### Instruction:
Reproduce each record below exactly as written.

### Supplied material:

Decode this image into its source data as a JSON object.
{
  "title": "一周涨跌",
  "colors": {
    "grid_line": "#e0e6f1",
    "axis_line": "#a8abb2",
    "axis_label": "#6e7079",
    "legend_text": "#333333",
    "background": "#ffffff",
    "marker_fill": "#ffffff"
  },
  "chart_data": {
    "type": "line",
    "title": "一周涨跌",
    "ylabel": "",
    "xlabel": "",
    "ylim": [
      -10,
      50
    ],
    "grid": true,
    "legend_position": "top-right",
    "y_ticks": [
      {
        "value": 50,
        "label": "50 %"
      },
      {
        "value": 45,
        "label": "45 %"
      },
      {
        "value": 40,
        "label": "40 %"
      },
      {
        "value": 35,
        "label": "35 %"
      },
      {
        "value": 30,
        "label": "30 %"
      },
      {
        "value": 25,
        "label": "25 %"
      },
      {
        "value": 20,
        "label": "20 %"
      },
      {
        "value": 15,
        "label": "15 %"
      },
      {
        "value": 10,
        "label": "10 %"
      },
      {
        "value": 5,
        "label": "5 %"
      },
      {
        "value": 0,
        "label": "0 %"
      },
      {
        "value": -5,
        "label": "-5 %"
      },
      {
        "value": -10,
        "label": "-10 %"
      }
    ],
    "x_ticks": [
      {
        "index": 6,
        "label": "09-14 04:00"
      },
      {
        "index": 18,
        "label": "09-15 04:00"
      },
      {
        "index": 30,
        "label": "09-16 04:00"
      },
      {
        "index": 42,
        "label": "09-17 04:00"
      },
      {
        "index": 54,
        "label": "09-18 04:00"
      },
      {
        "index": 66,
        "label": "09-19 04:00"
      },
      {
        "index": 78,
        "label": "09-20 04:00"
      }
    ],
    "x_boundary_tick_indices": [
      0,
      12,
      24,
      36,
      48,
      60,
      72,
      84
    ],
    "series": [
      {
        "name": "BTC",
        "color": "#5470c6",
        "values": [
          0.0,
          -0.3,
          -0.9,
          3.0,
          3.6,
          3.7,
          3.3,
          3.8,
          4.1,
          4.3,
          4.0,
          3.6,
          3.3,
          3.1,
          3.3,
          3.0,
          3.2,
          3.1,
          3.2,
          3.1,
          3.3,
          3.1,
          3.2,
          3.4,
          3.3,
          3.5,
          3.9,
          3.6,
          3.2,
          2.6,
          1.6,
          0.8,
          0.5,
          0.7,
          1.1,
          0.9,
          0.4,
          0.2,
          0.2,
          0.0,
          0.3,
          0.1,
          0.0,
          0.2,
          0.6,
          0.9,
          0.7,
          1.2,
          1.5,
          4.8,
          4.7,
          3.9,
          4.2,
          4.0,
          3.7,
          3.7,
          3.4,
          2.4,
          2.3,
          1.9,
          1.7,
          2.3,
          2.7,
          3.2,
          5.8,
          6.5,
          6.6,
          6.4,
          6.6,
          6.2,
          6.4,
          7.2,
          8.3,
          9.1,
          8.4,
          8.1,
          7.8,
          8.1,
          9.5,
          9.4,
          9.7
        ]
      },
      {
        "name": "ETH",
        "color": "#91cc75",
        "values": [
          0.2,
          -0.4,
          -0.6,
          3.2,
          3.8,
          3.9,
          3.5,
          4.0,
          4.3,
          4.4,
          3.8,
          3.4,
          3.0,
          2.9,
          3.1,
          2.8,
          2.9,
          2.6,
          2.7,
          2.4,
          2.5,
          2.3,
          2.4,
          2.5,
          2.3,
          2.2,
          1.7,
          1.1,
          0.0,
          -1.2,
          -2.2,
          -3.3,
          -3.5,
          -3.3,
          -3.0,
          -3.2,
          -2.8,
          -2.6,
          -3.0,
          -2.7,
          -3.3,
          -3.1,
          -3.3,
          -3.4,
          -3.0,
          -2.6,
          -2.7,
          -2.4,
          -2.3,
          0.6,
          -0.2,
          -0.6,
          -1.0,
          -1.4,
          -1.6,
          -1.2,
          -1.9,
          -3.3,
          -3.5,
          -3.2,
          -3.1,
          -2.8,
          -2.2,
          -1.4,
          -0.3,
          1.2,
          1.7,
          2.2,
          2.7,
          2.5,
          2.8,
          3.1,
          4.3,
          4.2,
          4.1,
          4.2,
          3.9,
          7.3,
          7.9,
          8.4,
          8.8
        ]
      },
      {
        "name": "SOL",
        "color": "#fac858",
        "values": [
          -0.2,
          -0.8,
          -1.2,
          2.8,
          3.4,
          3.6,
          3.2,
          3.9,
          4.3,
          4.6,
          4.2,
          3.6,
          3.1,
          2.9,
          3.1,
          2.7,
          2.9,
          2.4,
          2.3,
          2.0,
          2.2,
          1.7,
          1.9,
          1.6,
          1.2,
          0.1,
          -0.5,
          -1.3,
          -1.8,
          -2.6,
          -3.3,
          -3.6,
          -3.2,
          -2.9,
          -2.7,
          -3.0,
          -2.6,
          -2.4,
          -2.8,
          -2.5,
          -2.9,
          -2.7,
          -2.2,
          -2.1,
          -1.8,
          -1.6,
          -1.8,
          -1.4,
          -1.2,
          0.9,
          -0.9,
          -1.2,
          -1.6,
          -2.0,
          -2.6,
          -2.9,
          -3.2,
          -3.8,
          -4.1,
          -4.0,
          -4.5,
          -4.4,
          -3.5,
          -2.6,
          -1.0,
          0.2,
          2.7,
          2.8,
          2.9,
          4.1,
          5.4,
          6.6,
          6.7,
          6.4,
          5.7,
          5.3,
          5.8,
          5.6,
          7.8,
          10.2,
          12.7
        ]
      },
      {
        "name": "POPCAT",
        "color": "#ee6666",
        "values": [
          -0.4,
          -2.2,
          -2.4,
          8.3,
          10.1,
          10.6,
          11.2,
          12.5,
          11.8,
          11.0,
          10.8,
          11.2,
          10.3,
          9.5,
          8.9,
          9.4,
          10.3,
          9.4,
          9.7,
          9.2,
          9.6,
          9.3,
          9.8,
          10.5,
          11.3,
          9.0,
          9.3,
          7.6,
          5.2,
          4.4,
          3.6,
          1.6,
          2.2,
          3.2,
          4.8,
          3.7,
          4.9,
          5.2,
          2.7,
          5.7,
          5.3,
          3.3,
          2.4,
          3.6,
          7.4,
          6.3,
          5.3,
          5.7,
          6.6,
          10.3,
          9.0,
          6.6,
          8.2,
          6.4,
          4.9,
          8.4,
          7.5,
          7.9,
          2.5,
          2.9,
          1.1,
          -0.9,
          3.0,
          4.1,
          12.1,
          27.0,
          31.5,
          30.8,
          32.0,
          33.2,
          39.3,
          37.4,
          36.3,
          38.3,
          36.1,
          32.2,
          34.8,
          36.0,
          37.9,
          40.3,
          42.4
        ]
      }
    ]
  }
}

### Answer to the task:
Decode this image into its source data as a JSON object.
{
  "title": "一周涨跌",
  "colors": {
    "grid_line": "#e0e6f1",
    "axis_line": "#a8abb2",
    "axis_label": "#6e7079",
    "legend_text": "#333333",
    "background": "#ffffff",
    "marker_fill": "#ffffff"
  },
  "chart_data": {
    "type": "line",
    "title": "一周涨跌",
    "ylabel": "",
    "xlabel": "",
    "ylim": [
      -10,
      50
    ],
    "grid": true,
    "legend_position": "top-right",
    "y_ticks": [
      {
        "value": 50,
        "label": "50 %"
      },
      {
        "value": 45,
        "label": "45 %"
      },
      {
        "value": 40,
        "label": "40 %"
      },
      {
        "value": 35,
        "label": "35 %"
      },
      {
        "value": 30,
        "label": "30 %"
      },
      {
        "value": 25,
        "label": "25 %"
      },
      {
        "value": 20,
        "label": "20 %"
      },
      {
        "value": 15,
        "label": "15 %"
      },
      {
        "value": 10,
        "label": "10 %"
      },
      {
        "value": 5,
        "label": "5 %"
      },
      {
        "value": 0,
        "label": "0 %"
      },
      {
        "value": -5,
        "label": "-5 %"
      },
      {
        "value": -10,
        "label": "-10 %"
      }
    ],
    "x_ticks": [
      {
        "index": 6,
        "label": "09-14 04:00"
      },
      {
        "index": 18,
        "label": "09-15 04:00"
      },
      {
        "index": 30,
        "label": "09-16 04:00"
      },
      {
        "index": 42,
        "label": "09-17 04:00"
      },
      {
        "index": 54,
        "label": "09-18 04:00"
      },
      {
        "index": 66,
        "label": "09-19 04:00"
      },
      {
        "index": 78,
        "label": "09-20 04:00"
      }
    ],
    "x_boundary_tick_indices": [
      0,
      12,
      24,
      36,
      48,
      60,
      72,
      84
    ],
    "series": [
      {
        "name": "BTC",
        "color": "#5470c6",
        "values": [
          0.0,
          -0.3,
          -0.9,
          3.0,
          3.6,
          3.7,
          3.3,
          3.8,
          4.1,
          4.3,
          4.0,
          3.6,
          3.3,
          3.1,
          3.3,
          3.0,
          3.2,
          3.1,
          3.2,
          3.1,
          3.3,
          3.1,
          3.2,
          3.4,
          3.3,
          3.5,
          3.9,
          3.6,
          3.2,
          2.6,
          1.6,
          0.8,
          0.5,
          0.7,
          1.1,
          0.9,
          0.4,
          0.2,
          0.2,
          0.0,
          0.3,
          0.1,
          0.0,
          0.2,
          0.6,
          0.9,
          0.7,
          1.2,
          1.5,
          4.8,
          4.7,
          3.9,
          4.2,
          4.0,
          3.7,
          3.7,
          3.4,
          2.4,
          2.3,
          1.9,
          1.7,
          2.3,
          2.7,
          3.2,
          5.8,
          6.5,
          6.6,
          6.4,
          6.6,
          6.2,
          6.4,
          7.2,
          8.3,
          9.1,
          8.4,
          8.1,
          7.8,
          8.1,
          9.5,
          9.4,
          9.7
        ]
      },
      {
        "name": "ETH",
        "color": "#91cc75",
        "values": [
          0.2,
          -0.4,
          -0.6,
          3.2,
          3.8,
          3.9,
          3.5,
          4.0,
          4.3,
          4.4,
          3.8,
          3.4,
          3.0,
          2.9,
          3.1,
          2.8,
          2.9,
          2.6,
          2.7,
          2.4,
          2.5,
          2.3,
          2.4,
          2.5,
          2.3,
          2.2,
          1.7,
          1.1,
          0.0,
          -1.2,
          -2.2,
          -3.3,
          -3.5,
          -3.3,
          -3.0,
          -3.2,
          -2.8,
          -2.6,
          -3.0,
          -2.7,
          -3.3,
          -3.1,
          -3.3,
          -3.4,
          -3.0,
          -2.6,
          -2.7,
          -2.4,
          -2.3,
          0.6,
          -0.2,
          -0.6,
          -1.0,
          -1.4,
          -1.6,
          -1.2,
          -1.9,
          -3.3,
          -3.5,
          -3.2,
          -3.1,
          -2.8,
          -2.2,
          -1.4,
          -0.3,
          1.2,
          1.7,
          2.2,
          2.7,
          2.5,
          2.8,
          3.1,
          4.3,
          4.2,
          4.1,
          4.2,
          3.9,
          7.3,
          7.9,
          8.4,
          8.8
        ]
      },
      {
        "name": "SOL",
        "color": "#fac858",
        "values": [
          -0.2,
          -0.8,
          -1.2,
          2.8,
          3.4,
          3.6,
          3.2,
          3.9,
          4.3,
          4.6,
          4.2,
          3.6,
          3.1,
          2.9,
          3.1,
          2.7,
          2.9,
          2.4,
          2.3,
          2.0,
          2.2,
          1.7,
          1.9,
          1.6,
          1.2,
          0.1,
          -0.5,
          -1.3,
          -1.8,
          -2.6,
          -3.3,
          -3.6,
          -3.2,
          -2.9,
          -2.7,
          -3.0,
          -2.6,
          -2.4,
          -2.8,
          -2.5,
          -2.9,
          -2.7,
          -2.2,
          -2.1,
          -1.8,
          -1.6,
          -1.8,
          -1.4,
          -1.2,
          0.9,
          -0.9,
          -1.2,
          -1.6,
          -2.0,
          -2.6,
          -2.9,
          -3.2,
          -3.8,
          -4.1,
          -4.0,
          -4.5,
          -4.4,
          -3.5,
          -2.6,
          -1.0,
          0.2,
          2.7,
          2.8,
          2.9,
          4.1,
          5.4,
          6.6,
          6.7,
          6.4,
          5.7,
          5.3,
          5.8,
          5.6,
          7.8,
          10.2,
          12.7
        ]
      },
      {
        "name": "POPCAT",
        "color": "#ee6666",
        "values": [
          -0.4,
          -2.2,
          -2.4,
          8.3,
          10.1,
          10.6,
          11.2,
          12.5,
          11.8,
          11.0,
          10.8,
          11.2,
          10.3,
          9.5,
          8.9,
          9.4,
          10.3,
          9.4,
          9.7,
          9.2,
          9.6,
          9.3,
          9.8,
          10.5,
          11.3,
          9.0,
          9.3,
          7.6,
          5.2,
          4.4,
          3.6,
          1.6,
          2.2,
          3.2,
          4.8,
          3.7,
          4.9,
          5.2,
          2.7,
          5.7,
          5.3,
          3.3,
          2.4,
          3.6,
          7.4,
          6.3,
          5.3,
          5.7,
          6.6,
          10.3,
          9.0,
          6.6,
          8.2,
          6.4,
          4.9,
          8.4,
          7.5,
          7.9,
          2.5,
          2.9,
          1.1,
          -0.9,
          3.0,
          4.1,
          12.1,
          27.0,
          31.5,
          30.8,
          32.0,
          33.2,
          39.3,
          37.4,
          36.3,
          38.3,
          36.1,
          32.2,
          34.8,
          36.0,
          37.9,
          40.3,
          42.4
        ]
      }
    ]
  }
}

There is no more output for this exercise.